* _Your instructions_
Gather from the material every line that contains the string "this".
============================================================
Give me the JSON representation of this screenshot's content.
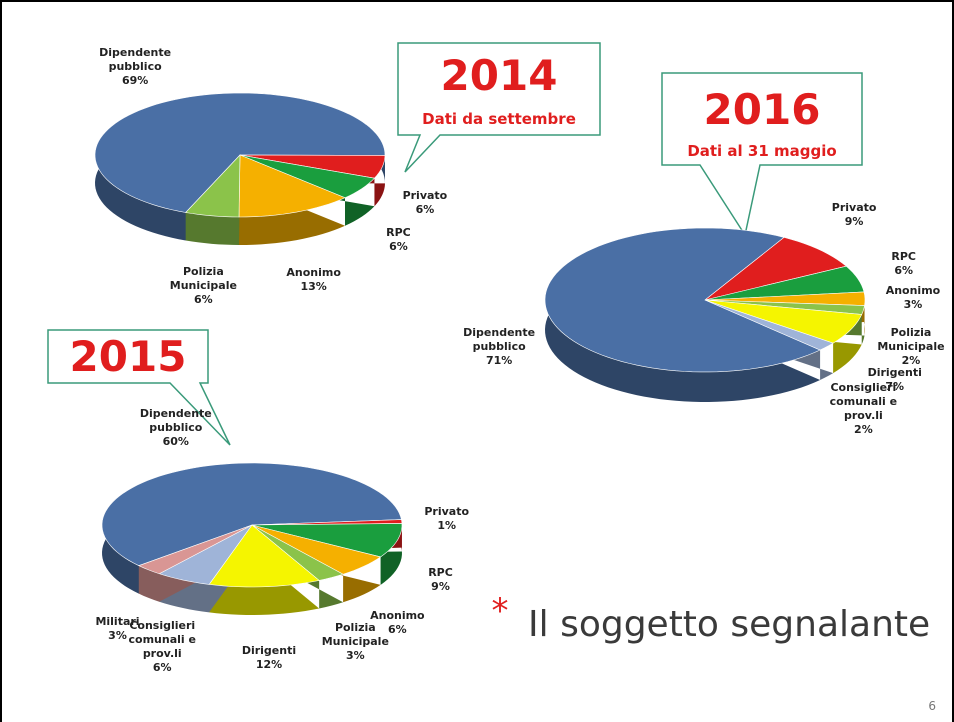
{
  "slide": {
    "title": "Il soggetto segnalante",
    "bullet": "*",
    "page_number": "6"
  },
  "callouts": [
    {
      "year": "2014",
      "note": "Dati da settembre"
    },
    {
      "year": "2015"
    },
    {
      "year": "2016",
      "note": "Dati al 31 maggio"
    }
  ],
  "chart_data": [
    {
      "type": "pie",
      "categories": [
        "Dipendente pubblico",
        "Privato",
        "RPC",
        "Anonimo",
        "Polizia Municipale"
      ],
      "values": [
        69,
        6,
        6,
        13,
        6
      ],
      "value_labels": [
        "69%",
        "6%",
        "6%",
        "13%",
        "6%"
      ],
      "colors": [
        "#4a6fa5",
        "#e01e1e",
        "#1a9e3e",
        "#f5b000",
        "#8bc34a"
      ]
    },
    {
      "type": "pie",
      "categories": [
        "Dipendente pubblico",
        "Privato",
        "RPC",
        "Anonimo",
        "Polizia Municipale",
        "Dirigenti",
        "Consiglieri comunali e prov.li",
        "Militari"
      ],
      "values": [
        60,
        1,
        9,
        6,
        3,
        12,
        6,
        3
      ],
      "value_labels": [
        "60%",
        "1%",
        "9%",
        "6%",
        "3%",
        "12%",
        "6%",
        "3%"
      ],
      "colors": [
        "#4a6fa5",
        "#e01e1e",
        "#1a9e3e",
        "#f5b000",
        "#8bc34a",
        "#f5f500",
        "#9fb4d8",
        "#d99694"
      ]
    },
    {
      "type": "pie",
      "categories": [
        "Dipendente pubblico",
        "Privato",
        "RPC",
        "Anonimo",
        "Polizia Municipale",
        "Dirigenti",
        "Consiglieri comunali e prov.li"
      ],
      "values": [
        71,
        9,
        6,
        3,
        2,
        7,
        2
      ],
      "value_labels": [
        "71%",
        "9%",
        "6%",
        "3%",
        "2%",
        "7%",
        "2%"
      ],
      "colors": [
        "#4a6fa5",
        "#e01e1e",
        "#1a9e3e",
        "#f5b000",
        "#8bc34a",
        "#f5f500",
        "#9fb4d8"
      ]
    }
  ]
}
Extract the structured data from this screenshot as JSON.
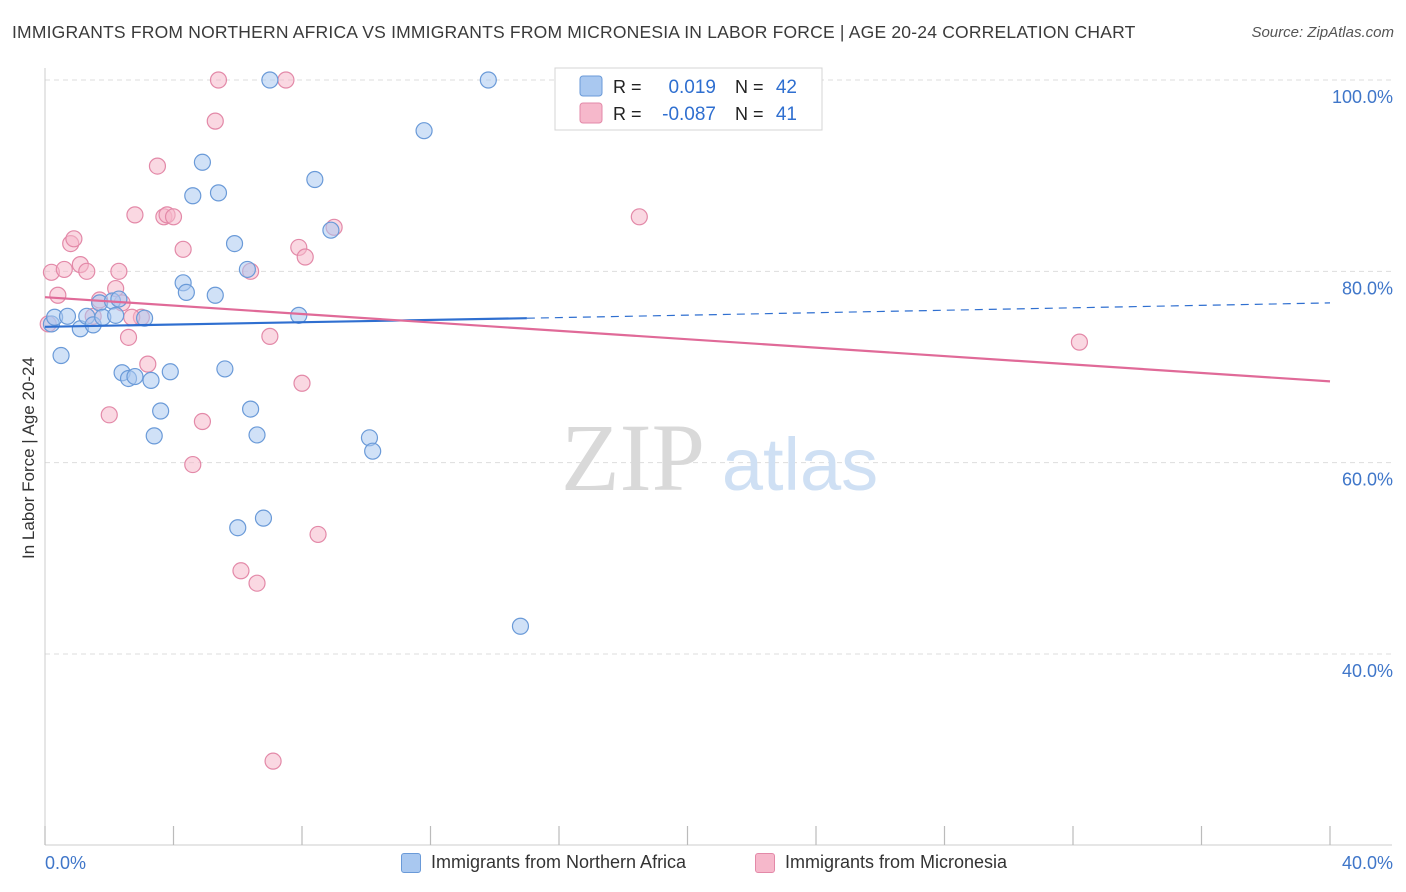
{
  "header": {
    "title": "IMMIGRANTS FROM NORTHERN AFRICA VS IMMIGRANTS FROM MICRONESIA IN LABOR FORCE | AGE 20-24 CORRELATION CHART",
    "source": "Source: ZipAtlas.com"
  },
  "watermark": {
    "zip": "ZIP",
    "atlas": "atlas"
  },
  "colors": {
    "blue_fill": "#a9c8f0",
    "blue_stroke": "#6a9ad8",
    "blue_line": "#2f6fd0",
    "pink_fill": "#f6b8cb",
    "pink_stroke": "#e389a8",
    "pink_line": "#e06a98",
    "axis_text": "#3f76c9",
    "grid": "#dddddd"
  },
  "legend": {
    "rows": [
      {
        "r_label": "R =",
        "r_value": "0.019",
        "n_label": "N =",
        "n_value": "42"
      },
      {
        "r_label": "R =",
        "r_value": "-0.087",
        "n_label": "N =",
        "n_value": "41"
      }
    ]
  },
  "chart_data": {
    "type": "scatter",
    "title": "IMMIGRANTS FROM NORTHERN AFRICA VS IMMIGRANTS FROM MICRONESIA IN LABOR FORCE | AGE 20-24 CORRELATION CHART",
    "xlabel": "",
    "ylabel": "In Labor Force | Age 20-24",
    "xlim": [
      0,
      40
    ],
    "ylim": [
      20,
      102
    ],
    "x_tick_labels": [
      "0.0%",
      "40.0%"
    ],
    "y_ticks": [
      40,
      60,
      80,
      100
    ],
    "y_tick_labels": [
      "40.0%",
      "60.0%",
      "80.0%",
      "100.0%"
    ],
    "series": [
      {
        "name": "Immigrants from Northern Africa",
        "color": "blue",
        "r": 0.019,
        "n": 42,
        "trend": {
          "x": [
            0,
            15
          ],
          "y": [
            74.2,
            75.1
          ],
          "dashed_to_x": 40,
          "dashed_to_y": 76.7
        },
        "points": [
          [
            0.2,
            74.5
          ],
          [
            0.3,
            75.2
          ],
          [
            0.5,
            71.2
          ],
          [
            0.7,
            75.3
          ],
          [
            1.1,
            74.0
          ],
          [
            1.3,
            75.3
          ],
          [
            1.5,
            74.4
          ],
          [
            1.7,
            76.7
          ],
          [
            1.8,
            75.2
          ],
          [
            2.1,
            76.9
          ],
          [
            2.2,
            75.4
          ],
          [
            2.3,
            77.1
          ],
          [
            2.4,
            69.4
          ],
          [
            2.6,
            68.8
          ],
          [
            2.8,
            69.0
          ],
          [
            3.1,
            75.1
          ],
          [
            3.3,
            68.6
          ],
          [
            3.4,
            62.8
          ],
          [
            3.6,
            65.4
          ],
          [
            3.9,
            69.5
          ],
          [
            4.3,
            78.8
          ],
          [
            4.4,
            77.8
          ],
          [
            4.6,
            87.9
          ],
          [
            4.9,
            91.4
          ],
          [
            5.3,
            77.5
          ],
          [
            5.4,
            88.2
          ],
          [
            5.6,
            69.8
          ],
          [
            5.9,
            82.9
          ],
          [
            6.0,
            53.2
          ],
          [
            6.3,
            80.2
          ],
          [
            6.4,
            65.6
          ],
          [
            6.6,
            62.9
          ],
          [
            6.8,
            54.2
          ],
          [
            7.0,
            100.0
          ],
          [
            7.9,
            75.4
          ],
          [
            8.4,
            89.6
          ],
          [
            8.9,
            84.3
          ],
          [
            10.1,
            62.6
          ],
          [
            10.2,
            61.2
          ],
          [
            11.8,
            94.7
          ],
          [
            13.8,
            100.0
          ],
          [
            14.8,
            42.9
          ]
        ]
      },
      {
        "name": "Immigrants from Micronesia",
        "color": "pink",
        "r": -0.087,
        "n": 41,
        "trend": {
          "x": [
            0,
            40
          ],
          "y": [
            77.3,
            68.5
          ]
        },
        "points": [
          [
            0.1,
            74.5
          ],
          [
            0.2,
            79.9
          ],
          [
            0.4,
            77.5
          ],
          [
            0.6,
            80.2
          ],
          [
            0.8,
            82.9
          ],
          [
            0.9,
            83.4
          ],
          [
            1.1,
            80.7
          ],
          [
            1.3,
            80.0
          ],
          [
            1.5,
            75.3
          ],
          [
            1.7,
            77.0
          ],
          [
            2.0,
            65.0
          ],
          [
            2.2,
            78.2
          ],
          [
            2.3,
            80.0
          ],
          [
            2.4,
            76.7
          ],
          [
            2.6,
            73.1
          ],
          [
            2.8,
            85.9
          ],
          [
            3.0,
            75.2
          ],
          [
            3.2,
            70.3
          ],
          [
            3.5,
            91.0
          ],
          [
            3.7,
            85.7
          ],
          [
            3.8,
            85.9
          ],
          [
            4.0,
            85.7
          ],
          [
            4.3,
            82.3
          ],
          [
            4.6,
            59.8
          ],
          [
            4.9,
            64.3
          ],
          [
            5.3,
            95.7
          ],
          [
            5.4,
            100.0
          ],
          [
            6.1,
            48.7
          ],
          [
            6.4,
            80.0
          ],
          [
            6.6,
            47.4
          ],
          [
            7.0,
            73.2
          ],
          [
            7.1,
            28.8
          ],
          [
            7.5,
            100.0
          ],
          [
            7.9,
            82.5
          ],
          [
            8.0,
            68.3
          ],
          [
            8.1,
            81.5
          ],
          [
            8.5,
            52.5
          ],
          [
            9.0,
            84.6
          ],
          [
            18.5,
            85.7
          ],
          [
            32.2,
            72.6
          ],
          [
            2.7,
            75.2
          ]
        ]
      }
    ]
  },
  "bottom_legend": {
    "items": [
      "Immigrants from Northern Africa",
      "Immigrants from Micronesia"
    ]
  }
}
============================================================
* _The reply_
Give me the JSON representation of this screenshot's content.
Extract the structured data from this screenshot as JSON.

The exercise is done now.